- **Direction**:
Each record must be retyped in full. No character may differ.
═══ Entries ═══
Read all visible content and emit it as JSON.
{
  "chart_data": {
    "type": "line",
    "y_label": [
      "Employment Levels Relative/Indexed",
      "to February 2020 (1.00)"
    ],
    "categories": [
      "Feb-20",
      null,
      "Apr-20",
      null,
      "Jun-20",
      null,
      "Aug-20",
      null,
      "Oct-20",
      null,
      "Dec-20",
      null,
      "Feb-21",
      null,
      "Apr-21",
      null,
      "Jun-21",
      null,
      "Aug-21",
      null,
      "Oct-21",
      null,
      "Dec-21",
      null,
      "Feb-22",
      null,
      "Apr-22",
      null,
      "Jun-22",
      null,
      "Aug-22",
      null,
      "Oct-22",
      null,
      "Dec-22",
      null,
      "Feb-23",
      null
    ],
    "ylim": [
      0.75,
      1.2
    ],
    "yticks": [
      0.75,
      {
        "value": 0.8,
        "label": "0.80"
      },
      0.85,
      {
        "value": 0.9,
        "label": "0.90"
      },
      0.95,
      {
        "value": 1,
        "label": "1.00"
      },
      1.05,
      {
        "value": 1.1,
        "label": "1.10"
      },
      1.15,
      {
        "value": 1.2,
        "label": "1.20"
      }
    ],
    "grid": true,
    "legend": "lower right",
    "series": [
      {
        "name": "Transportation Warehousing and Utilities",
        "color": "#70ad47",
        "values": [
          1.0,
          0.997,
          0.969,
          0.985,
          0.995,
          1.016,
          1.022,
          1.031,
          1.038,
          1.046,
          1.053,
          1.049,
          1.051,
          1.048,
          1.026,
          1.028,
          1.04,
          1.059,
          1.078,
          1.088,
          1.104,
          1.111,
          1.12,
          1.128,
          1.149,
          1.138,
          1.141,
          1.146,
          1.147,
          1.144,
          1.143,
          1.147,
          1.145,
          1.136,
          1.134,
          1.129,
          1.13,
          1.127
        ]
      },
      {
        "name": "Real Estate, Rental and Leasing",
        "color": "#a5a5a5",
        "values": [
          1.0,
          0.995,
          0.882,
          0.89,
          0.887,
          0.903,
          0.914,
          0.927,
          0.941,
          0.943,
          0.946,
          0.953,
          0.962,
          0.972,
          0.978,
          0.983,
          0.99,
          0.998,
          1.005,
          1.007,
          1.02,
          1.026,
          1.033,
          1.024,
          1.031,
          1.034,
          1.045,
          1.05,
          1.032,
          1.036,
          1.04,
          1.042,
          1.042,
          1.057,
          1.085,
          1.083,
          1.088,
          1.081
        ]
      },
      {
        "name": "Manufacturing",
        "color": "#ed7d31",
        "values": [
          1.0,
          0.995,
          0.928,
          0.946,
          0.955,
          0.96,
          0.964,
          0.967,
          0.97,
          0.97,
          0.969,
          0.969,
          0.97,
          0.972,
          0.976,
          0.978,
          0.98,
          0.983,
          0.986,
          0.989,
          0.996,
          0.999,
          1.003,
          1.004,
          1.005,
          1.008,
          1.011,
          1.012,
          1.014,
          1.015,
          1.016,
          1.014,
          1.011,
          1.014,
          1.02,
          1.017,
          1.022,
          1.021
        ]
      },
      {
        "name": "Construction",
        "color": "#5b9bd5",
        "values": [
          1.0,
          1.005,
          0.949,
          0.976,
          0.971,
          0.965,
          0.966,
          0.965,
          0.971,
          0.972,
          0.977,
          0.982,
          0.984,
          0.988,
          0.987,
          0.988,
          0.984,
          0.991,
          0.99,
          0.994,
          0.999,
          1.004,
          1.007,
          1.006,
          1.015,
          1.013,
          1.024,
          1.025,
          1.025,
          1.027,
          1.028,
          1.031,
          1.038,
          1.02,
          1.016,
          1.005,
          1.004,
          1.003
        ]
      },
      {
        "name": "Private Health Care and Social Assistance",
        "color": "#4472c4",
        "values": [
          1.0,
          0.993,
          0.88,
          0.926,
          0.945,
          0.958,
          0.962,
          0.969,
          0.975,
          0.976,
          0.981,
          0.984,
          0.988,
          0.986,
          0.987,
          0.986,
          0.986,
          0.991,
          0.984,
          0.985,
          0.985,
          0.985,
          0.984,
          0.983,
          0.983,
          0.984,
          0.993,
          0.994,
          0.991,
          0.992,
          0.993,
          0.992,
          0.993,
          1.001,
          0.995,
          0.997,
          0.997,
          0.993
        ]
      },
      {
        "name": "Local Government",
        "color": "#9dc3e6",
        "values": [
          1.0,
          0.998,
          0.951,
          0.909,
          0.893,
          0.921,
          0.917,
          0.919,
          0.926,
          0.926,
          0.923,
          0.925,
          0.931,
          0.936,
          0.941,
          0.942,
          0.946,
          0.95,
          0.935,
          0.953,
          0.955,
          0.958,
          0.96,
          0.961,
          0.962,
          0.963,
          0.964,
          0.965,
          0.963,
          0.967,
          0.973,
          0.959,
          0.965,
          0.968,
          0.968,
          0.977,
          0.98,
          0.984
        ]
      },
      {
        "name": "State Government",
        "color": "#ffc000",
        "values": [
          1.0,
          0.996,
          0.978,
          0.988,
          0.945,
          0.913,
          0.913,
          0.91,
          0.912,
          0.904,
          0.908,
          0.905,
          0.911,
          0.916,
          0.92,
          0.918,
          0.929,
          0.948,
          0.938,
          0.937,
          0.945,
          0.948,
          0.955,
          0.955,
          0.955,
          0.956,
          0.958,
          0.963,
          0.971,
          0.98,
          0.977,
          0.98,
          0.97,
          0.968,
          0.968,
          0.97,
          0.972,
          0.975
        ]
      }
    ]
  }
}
═══
- **Output of the task**:
Read all visible content and emit it as JSON.
{
  "chart_data": {
    "type": "line",
    "y_label": [
      "Employment Levels Relative/Indexed",
      "to February 2020 (1.00)"
    ],
    "categories": [
      "Feb-20",
      null,
      "Apr-20",
      null,
      "Jun-20",
      null,
      "Aug-20",
      null,
      "Oct-20",
      null,
      "Dec-20",
      null,
      "Feb-21",
      null,
      "Apr-21",
      null,
      "Jun-21",
      null,
      "Aug-21",
      null,
      "Oct-21",
      null,
      "Dec-21",
      null,
      "Feb-22",
      null,
      "Apr-22",
      null,
      "Jun-22",
      null,
      "Aug-22",
      null,
      "Oct-22",
      null,
      "Dec-22",
      null,
      "Feb-23",
      null
    ],
    "ylim": [
      0.75,
      1.2
    ],
    "yticks": [
      0.75,
      {
        "value": 0.8,
        "label": "0.80"
      },
      0.85,
      {
        "value": 0.9,
        "label": "0.90"
      },
      0.95,
      {
        "value": 1,
        "label": "1.00"
      },
      1.05,
      {
        "value": 1.1,
        "label": "1.10"
      },
      1.15,
      {
        "value": 1.2,
        "label": "1.20"
      }
    ],
    "grid": true,
    "legend": "lower right",
    "series": [
      {
        "name": "Transportation Warehousing and Utilities",
        "color": "#70ad47",
        "values": [
          1.0,
          0.997,
          0.969,
          0.985,
          0.995,
          1.016,
          1.022,
          1.031,
          1.038,
          1.046,
          1.053,
          1.049,
          1.051,
          1.048,
          1.026,
          1.028,
          1.04,
          1.059,
          1.078,
          1.088,
          1.104,
          1.111,
          1.12,
          1.128,
          1.149,
          1.138,
          1.141,
          1.146,
          1.147,
          1.144,
          1.143,
          1.147,
          1.145,
          1.136,
          1.134,
          1.129,
          1.13,
          1.127
        ]
      },
      {
        "name": "Real Estate, Rental and Leasing",
        "color": "#a5a5a5",
        "values": [
          1.0,
          0.995,
          0.882,
          0.89,
          0.887,
          0.903,
          0.914,
          0.927,
          0.941,
          0.943,
          0.946,
          0.953,
          0.962,
          0.972,
          0.978,
          0.983,
          0.99,
          0.998,
          1.005,
          1.007,
          1.02,
          1.026,
          1.033,
          1.024,
          1.031,
          1.034,
          1.045,
          1.05,
          1.032,
          1.036,
          1.04,
          1.042,
          1.042,
          1.057,
          1.085,
          1.083,
          1.088,
          1.081
        ]
      },
      {
        "name": "Manufacturing",
        "color": "#ed7d31",
        "values": [
          1.0,
          0.995,
          0.928,
          0.946,
          0.955,
          0.96,
          0.964,
          0.967,
          0.97,
          0.97,
          0.969,
          0.969,
          0.97,
          0.972,
          0.976,
          0.978,
          0.98,
          0.983,
          0.986,
          0.989,
          0.996,
          0.999,
          1.003,
          1.004,
          1.005,
          1.008,
          1.011,
          1.012,
          1.014,
          1.015,
          1.016,
          1.014,
          1.011,
          1.014,
          1.02,
          1.017,
          1.022,
          1.021
        ]
      },
      {
        "name": "Construction",
        "color": "#5b9bd5",
        "values": [
          1.0,
          1.005,
          0.949,
          0.976,
          0.971,
          0.965,
          0.966,
          0.965,
          0.971,
          0.972,
          0.977,
          0.982,
          0.984,
          0.988,
          0.987,
          0.988,
          0.984,
          0.991,
          0.99,
          0.994,
          0.999,
          1.004,
          1.007,
          1.006,
          1.015,
          1.013,
          1.024,
          1.025,
          1.025,
          1.027,
          1.028,
          1.031,
          1.038,
          1.02,
          1.016,
          1.005,
          1.004,
          1.003
        ]
      },
      {
        "name": "Private Health Care and Social Assistance",
        "color": "#4472c4",
        "values": [
          1.0,
          0.993,
          0.88,
          0.926,
          0.945,
          0.958,
          0.962,
          0.969,
          0.975,
          0.976,
          0.981,
          0.984,
          0.988,
          0.986,
          0.987,
          0.986,
          0.986,
          0.991,
          0.984,
          0.985,
          0.985,
          0.985,
          0.984,
          0.983,
          0.983,
          0.984,
          0.993,
          0.994,
          0.991,
          0.992,
          0.993,
          0.992,
          0.993,
          1.001,
          0.995,
          0.997,
          0.997,
          0.993
        ]
      },
      {
        "name": "Local Government",
        "color": "#9dc3e6",
        "values": [
          1.0,
          0.998,
          0.951,
          0.909,
          0.893,
          0.921,
          0.917,
          0.919,
          0.926,
          0.926,
          0.923,
          0.925,
          0.931,
          0.936,
          0.941,
          0.942,
          0.946,
          0.95,
          0.935,
          0.953,
          0.955,
          0.958,
          0.96,
          0.961,
          0.962,
          0.963,
          0.964,
          0.965,
          0.963,
          0.967,
          0.973,
          0.959,
          0.965,
          0.968,
          0.968,
          0.977,
          0.98,
          0.984
        ]
      },
      {
        "name": "State Government",
        "color": "#ffc000",
        "values": [
          1.0,
          0.996,
          0.978,
          0.988,
          0.945,
          0.913,
          0.913,
          0.91,
          0.912,
          0.904,
          0.908,
          0.905,
          0.911,
          0.916,
          0.92,
          0.918,
          0.929,
          0.948,
          0.938,
          0.937,
          0.945,
          0.948,
          0.955,
          0.955,
          0.955,
          0.956,
          0.958,
          0.963,
          0.971,
          0.98,
          0.977,
          0.98,
          0.97,
          0.968,
          0.968,
          0.97,
          0.972,
          0.975
        ]
      }
    ]
  }
}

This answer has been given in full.